Say how many lines include "общество", with no words around the number.
── ITEMS ──
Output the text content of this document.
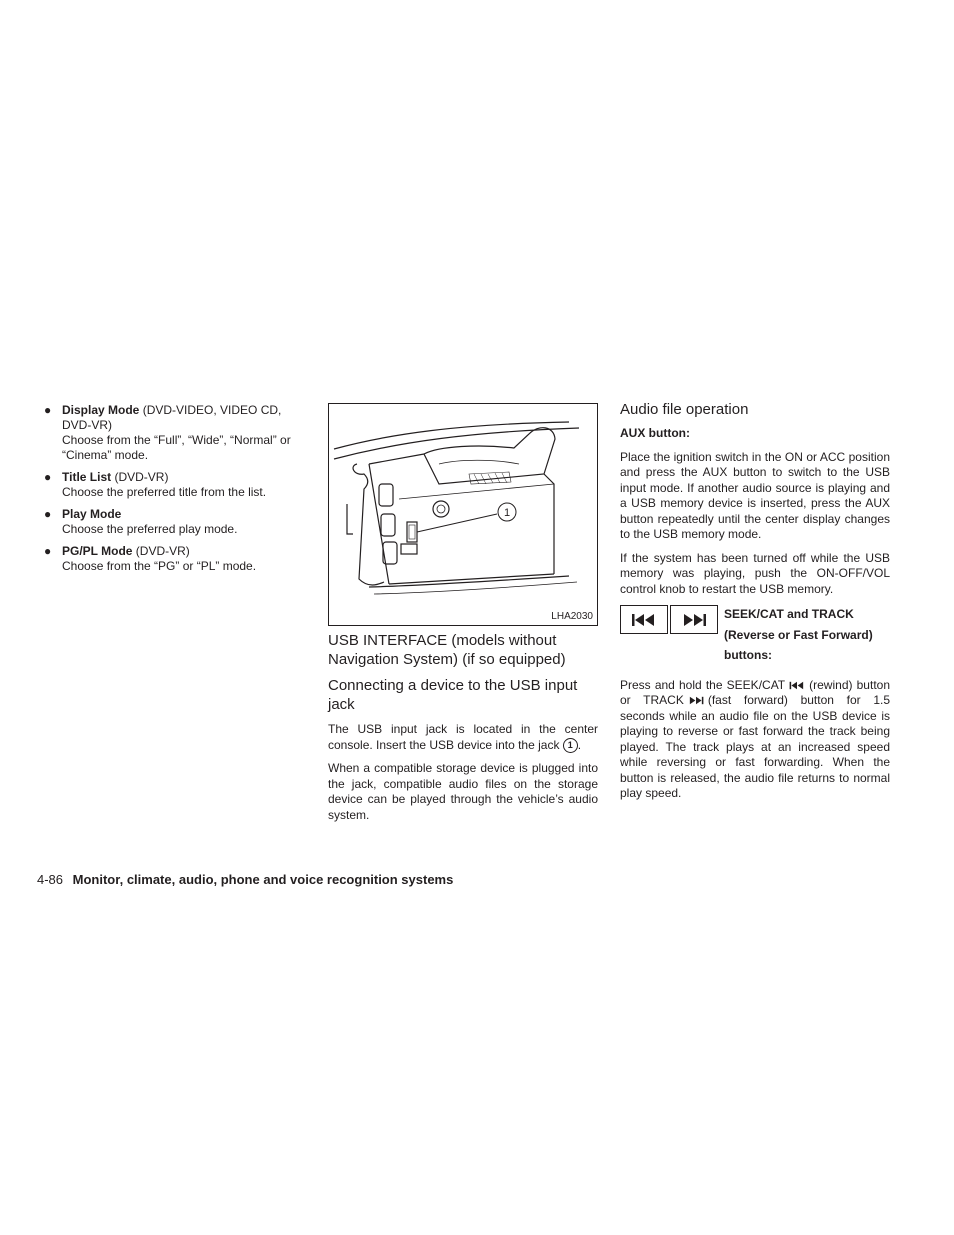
● Display Mode (DVD-VIDEO, VIDEO CD, DVD-VR)
Choose from the “Full”, “Wide”, “Normal” or “Cinema” mode.
● Title List (DVD-VR)
Choose the preferred title from the list.
● Play Mode
Choose the preferred play mode.
● PG/PL Mode (DVD-VR)
Choose from the “PG” or “PL” mode.
1
LHA2030
USB INTERFACE (models without Navigation System) (if so equipped)
Connecting a device to the USB input jack

The USB input jack is located in the center console. Insert the USB device into the jack 1 .

When a compatible storage device is plugged into the jack, compatible audio files on the storage device can be played through the vehicle’s audio system.

Audio file operation
AUX button:

Place the ignition switch in the ON or ACC position and press the AUX button to switch to the USB input mode. If another audio source is playing and a USB memory device is inserted, press the AUX button repeatedly until the center display changes to the USB memory mode.

If the system has been turned off while the USB memory was playing, push the ON-OFF/VOL control knob to restart the USB memory.

SEEK/CAT and TRACK
(Reverse or Fast Forward)
buttons:

Press and hold the SEEK/CAT (rewind) button or TRACK (fast forward) button for 1.5 seconds while an audio file on the USB device is playing to reverse or fast forward the track being played. The track plays at an increased speed while reversing or fast forwarding. When the button is released, the audio file returns to normal play speed.

4-86 Monitor, climate, audio, phone and voice recognition systems
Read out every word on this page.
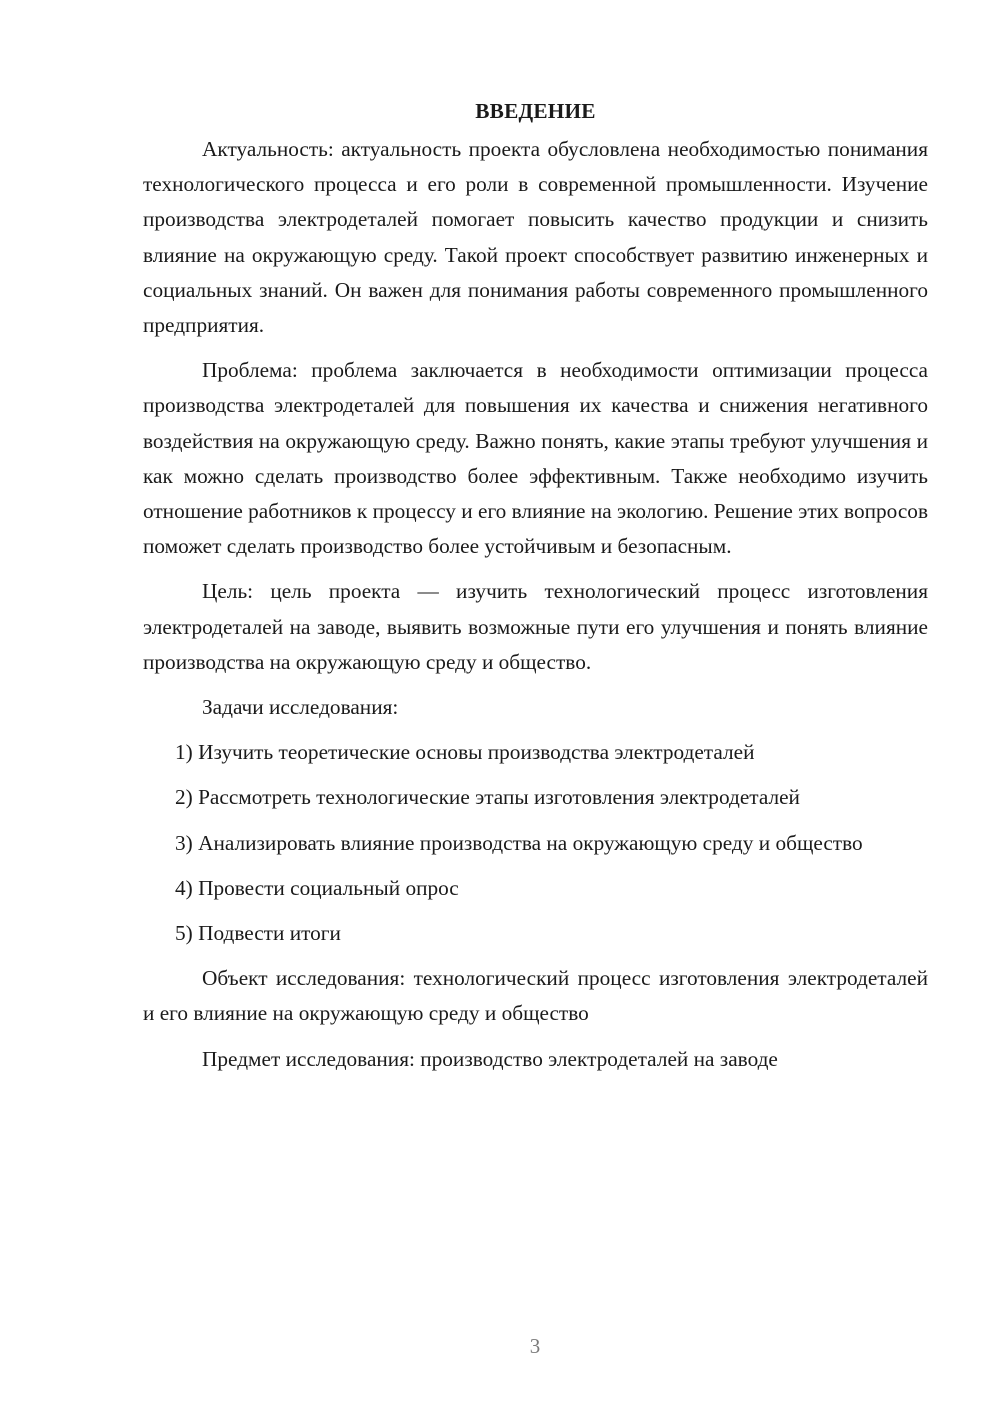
ВВЕДЕНИЕ

Актуальность: актуальность проекта обусловлена необходимостью понимания технологического процесса и его роли в современной промышленности. Изучение производства электродеталей помогает повысить качество продукции и снизить влияние на окружающую среду. Такой проект способствует развитию инженерных и социальных знаний. Он важен для понимания работы современного промышленного предприятия.

Проблема: проблема заключается в необходимости оптимизации процесса производства электродеталей для повышения их качества и снижения негативного воздействия на окружающую среду. Важно понять, какие этапы требуют улучшения и как можно сделать производство более эффективным. Также необходимо изучить отношение работников к процессу и его влияние на экологию. Решение этих вопросов поможет сделать производство более устойчивым и безопасным.

Цель: цель проекта — изучить технологический процесс изготовления электродеталей на заводе, выявить возможные пути его улучшения и понять влияние производства на окружающую среду и общество.

Задачи исследования:

1) Изучить теоретические основы производства электродеталей

2) Рассмотреть технологические этапы изготовления электродеталей

3) Анализировать влияние производства на окружающую среду и общество

4) Провести социальный опрос

5) Подвести итоги

Объект исследования: технологический процесс изготовления электродеталей и его влияние на окружающую среду и общество

Предмет исследования: производство электродеталей на заводе

3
───
COMPLETED EXERCISE. 3